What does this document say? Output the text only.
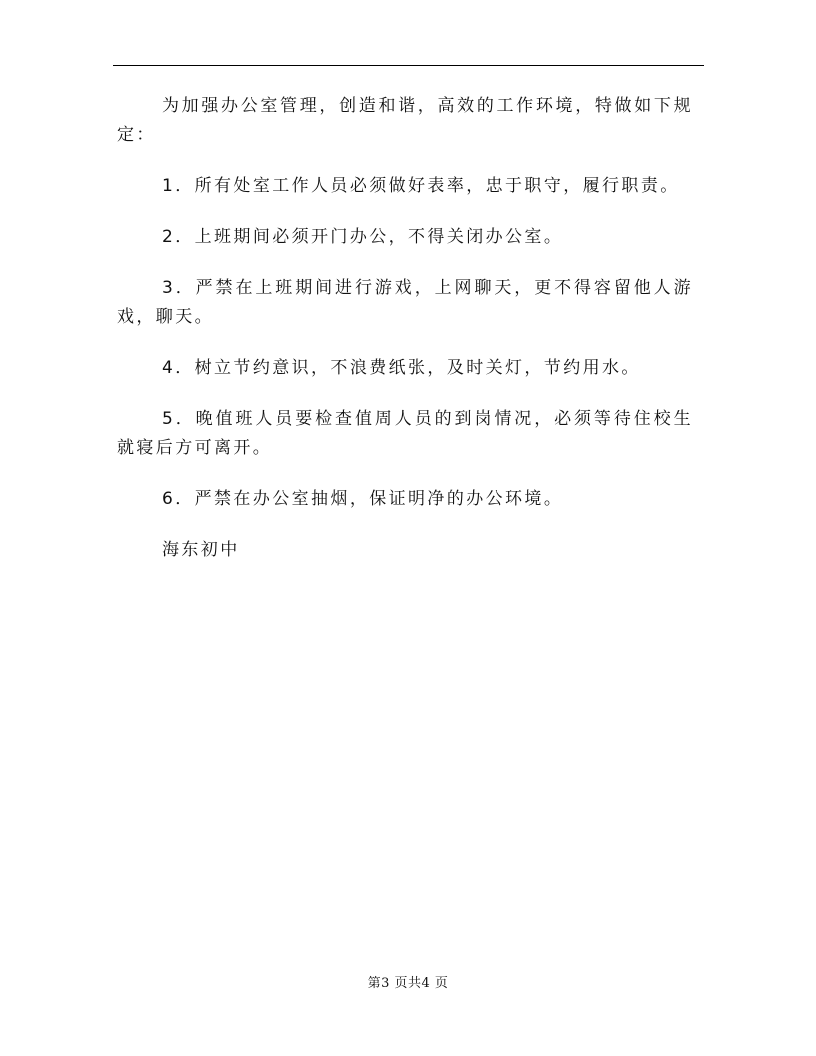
为加强办公室管理，创造和谐，高效的工作环境，特做如下规定：

1．所有处室工作人员必须做好表率，忠于职守，履行职责。

2．上班期间必须开门办公，不得关闭办公室。

3．严禁在上班期间进行游戏，上网聊天，更不得容留他人游戏，聊天。

4．树立节约意识，不浪费纸张，及时关灯，节约用水。

5．晚值班人员要检查值周人员的到岗情况，必须等待住校生就寝后方可离开。

6．严禁在办公室抽烟，保证明净的办公环境。

海东初中

第3 页共4 页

* * * *

§ **Job**: Output the full set of records above without changing a word, and drop the images.

§ **Solution to this task**:
What does this document say? Output the text only.
为加强办公室管理，创造和谐，高效的工作环境，特做如下规定：

1．所有处室工作人员必须做好表率，忠于职守，履行职责。

2．上班期间必须开门办公，不得关闭办公室。

3．严禁在上班期间进行游戏，上网聊天，更不得容留他人游戏，聊天。

4．树立节约意识，不浪费纸张，及时关灯，节约用水。

5．晚值班人员要检查值周人员的到岗情况，必须等待住校生就寝后方可离开。

6．严禁在办公室抽烟，保证明净的办公环境。

海东初中

第3 页共4 页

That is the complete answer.